▶ [Selected passage]
Sanabria v. Martins

568 F. Supp. 2d 220, 2008 U.S. Dist. LEXIS 23912, 2008 WL 803643
CourtDistrict Court, D. Connecticut
DecidedMarch 26, 2008
DocketCivil 3:06cv647 (JBA)
StatusPublished
Cited by10 cases

This text of 568 F. Supp. 2d 220 (Sanabria v. Martins) is published on Counsel Stack Legal Research, covering District Court, D. Connecticut primary law. Counsel Stack provides free access to over 12 million legal documents including statutes, case law, regulations, and constitutions.

Bluebook
Sanabria v. Martins, 568 F. Supp. 2d 220, 2008 U.S. Dist. LEXIS 23912, 2008 WL 803643 (D. Conn. 2008).

Opinion

RULING ON DEFENDANT’S MOTION FOR SUMMARY JUDGMENT AND OUTSTANDING DISCOVERY MOTIONS

JANET BOND ARTERTON, District Judge.

Plaintiff Luis Sanabria brought this suit against Defendant Steven Martins, a police officer for the City of Ansonia, alleging that Martins used excessive force in the course of arresting him, thereby violating his constitutional rights and also constituting both assault and battery and intentional infliction of emotional distress. 1 Martins now moves for summary judgment, arguing that: (1) Sanabria’s claims are barred by Heck v. Humphrey, 512 U.S. 477, 114 S.Ct. 2364, 129 L.Ed.2d 383 (1994); (2) Martins is entitled to qualified immunity; and (3) Sanabria’s testimony is sufficiently unreliable that his claims should be dismissed. For the reasons that follow, Defendant’s motion is denied. As explained below, the Court also grants two outstanding discovery motions relating to the March 26, 2007 Qualified Protective Order.

▶ [Task item]
Answer these questions using the Sanabria v. Martins ruling.
(a) On what date was the case decided?
(b) For which city was Steven Martins a police officer?
(c) Which district judge wrote the ruling?
The items that come after this ruling are separate material and have no connection to it.

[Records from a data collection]
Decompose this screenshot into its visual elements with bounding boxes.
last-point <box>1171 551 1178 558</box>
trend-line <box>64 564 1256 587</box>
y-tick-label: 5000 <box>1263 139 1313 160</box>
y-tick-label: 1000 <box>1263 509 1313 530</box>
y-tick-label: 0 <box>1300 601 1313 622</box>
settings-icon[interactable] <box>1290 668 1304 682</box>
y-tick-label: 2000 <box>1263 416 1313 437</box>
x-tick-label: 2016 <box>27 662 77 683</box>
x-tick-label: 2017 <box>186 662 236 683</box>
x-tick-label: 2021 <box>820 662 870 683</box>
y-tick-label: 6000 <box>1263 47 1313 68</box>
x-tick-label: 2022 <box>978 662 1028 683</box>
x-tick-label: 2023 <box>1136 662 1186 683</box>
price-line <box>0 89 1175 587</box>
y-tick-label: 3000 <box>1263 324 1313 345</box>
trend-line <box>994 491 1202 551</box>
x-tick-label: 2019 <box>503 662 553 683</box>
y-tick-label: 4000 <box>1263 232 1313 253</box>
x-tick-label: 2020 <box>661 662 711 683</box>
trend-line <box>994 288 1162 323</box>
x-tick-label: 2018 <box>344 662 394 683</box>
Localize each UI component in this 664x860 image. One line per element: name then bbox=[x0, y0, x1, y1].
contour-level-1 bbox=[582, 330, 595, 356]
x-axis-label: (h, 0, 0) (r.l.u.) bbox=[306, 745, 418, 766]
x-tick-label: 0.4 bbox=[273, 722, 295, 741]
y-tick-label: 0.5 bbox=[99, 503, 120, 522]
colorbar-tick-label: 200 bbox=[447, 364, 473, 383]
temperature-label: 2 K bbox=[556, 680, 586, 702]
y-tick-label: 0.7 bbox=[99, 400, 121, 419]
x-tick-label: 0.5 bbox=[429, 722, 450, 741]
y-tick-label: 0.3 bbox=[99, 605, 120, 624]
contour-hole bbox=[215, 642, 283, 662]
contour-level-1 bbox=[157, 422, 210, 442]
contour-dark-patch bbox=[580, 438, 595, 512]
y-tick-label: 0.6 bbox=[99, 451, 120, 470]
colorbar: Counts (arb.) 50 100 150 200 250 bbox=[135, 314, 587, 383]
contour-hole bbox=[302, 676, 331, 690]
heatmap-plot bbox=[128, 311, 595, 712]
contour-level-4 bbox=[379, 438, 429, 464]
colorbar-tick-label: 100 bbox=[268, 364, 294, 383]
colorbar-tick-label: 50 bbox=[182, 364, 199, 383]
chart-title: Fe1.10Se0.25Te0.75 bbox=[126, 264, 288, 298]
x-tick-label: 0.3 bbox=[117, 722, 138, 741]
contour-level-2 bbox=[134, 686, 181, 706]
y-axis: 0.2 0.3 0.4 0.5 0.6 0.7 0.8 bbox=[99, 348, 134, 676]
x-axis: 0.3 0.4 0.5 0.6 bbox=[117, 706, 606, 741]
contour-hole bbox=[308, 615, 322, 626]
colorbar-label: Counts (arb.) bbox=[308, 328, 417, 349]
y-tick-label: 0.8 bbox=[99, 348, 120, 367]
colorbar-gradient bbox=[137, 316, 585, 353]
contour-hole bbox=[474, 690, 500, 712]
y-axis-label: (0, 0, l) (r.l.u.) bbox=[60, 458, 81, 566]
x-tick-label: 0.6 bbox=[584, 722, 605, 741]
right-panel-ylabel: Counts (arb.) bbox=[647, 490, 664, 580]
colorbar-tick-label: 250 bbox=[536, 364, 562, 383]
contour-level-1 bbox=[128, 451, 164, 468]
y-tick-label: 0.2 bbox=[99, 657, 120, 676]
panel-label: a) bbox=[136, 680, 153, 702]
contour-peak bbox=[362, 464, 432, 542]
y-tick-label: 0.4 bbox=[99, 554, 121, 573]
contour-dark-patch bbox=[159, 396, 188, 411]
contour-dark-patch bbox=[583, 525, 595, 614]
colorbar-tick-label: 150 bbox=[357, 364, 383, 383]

▶ [Response]
(a) March 26, 2008
(b) The City of Ansonia
(c) Janet Bond Arterton